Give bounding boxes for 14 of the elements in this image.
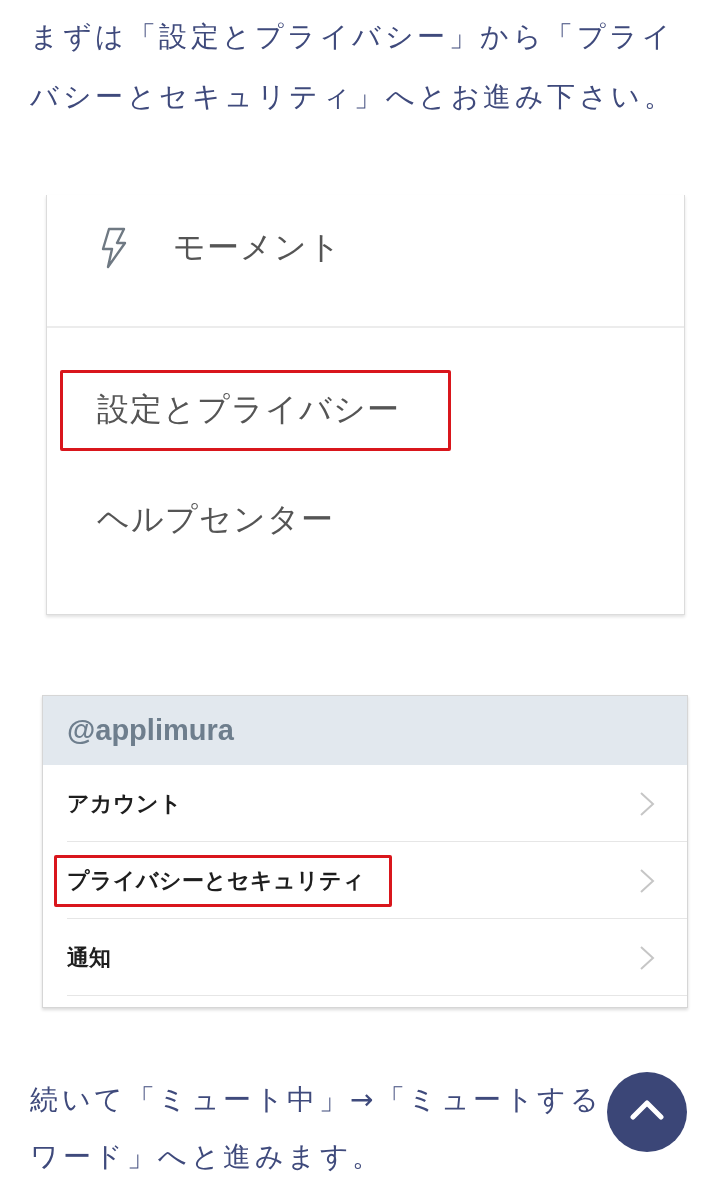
chevron-right-icon bbox=[639, 944, 655, 971]
instruction-paragraph: 続いて「ミュート中」→「ミュートするワード」へと進みます。 bbox=[30, 1082, 604, 1175]
settings-item[interactable]: アカウント bbox=[54, 777, 209, 830]
chevron-right-icon bbox=[639, 867, 655, 894]
settings-item[interactable]: プライバシーとセキュリティ bbox=[54, 854, 392, 907]
menu-item[interactable]: モーメント bbox=[136, 207, 393, 289]
lightning-icon bbox=[100, 227, 128, 269]
menu-item[interactable]: ヘルプセンター bbox=[60, 479, 385, 561]
account-header: @applimura bbox=[43, 696, 687, 765]
settings-item[interactable]: 通知 bbox=[54, 931, 138, 984]
menu-item[interactable]: 設定とプライバシー bbox=[60, 369, 451, 451]
chevron-right-icon bbox=[639, 790, 655, 817]
chevron-up-icon bbox=[630, 1100, 664, 1120]
intro-paragraph: まずは「設定とプライバシー」から「プライバシーとセキュリティ」へとお進み下さい。 bbox=[30, 19, 676, 115]
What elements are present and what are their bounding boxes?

_Short problem_
Put every line of the entries above into a numbered list, skipping blank lines and leaving out the pictures.

_Answer_
1. Give bounding boxes for 14 of the elements in this image.
2. chevron-right-icon bbox=[639, 944, 655, 971]
3. instruction-paragraph: 続いて「ミュート中」→「ミュートするワード」へと進みます。 bbox=[30, 1082, 604, 1175]
4. settings-item[interactable]: アカウント bbox=[54, 777, 209, 830]
5. chevron-right-icon bbox=[639, 867, 655, 894]
6. settings-item[interactable]: プライバシーとセキュリティ bbox=[54, 854, 392, 907]
7. menu-item[interactable]: モーメント bbox=[136, 207, 393, 289]
8. lightning-icon bbox=[100, 227, 128, 269]
9. menu-item[interactable]: ヘルプセンター bbox=[60, 479, 385, 561]
10. account-header: @applimura bbox=[43, 696, 687, 765]
11. settings-item[interactable]: 通知 bbox=[54, 931, 138, 984]
12. menu-item[interactable]: 設定とプライバシー bbox=[60, 369, 451, 451]
13. chevron-right-icon bbox=[639, 790, 655, 817]
14. chevron-up-icon bbox=[630, 1100, 664, 1120]
15. intro-paragraph: まずは「設定とプライバシー」から「プライバシーとセキュリティ」へとお進み下さい。 bbox=[30, 19, 676, 115]
16. What elements are present and what are their bounding boxes?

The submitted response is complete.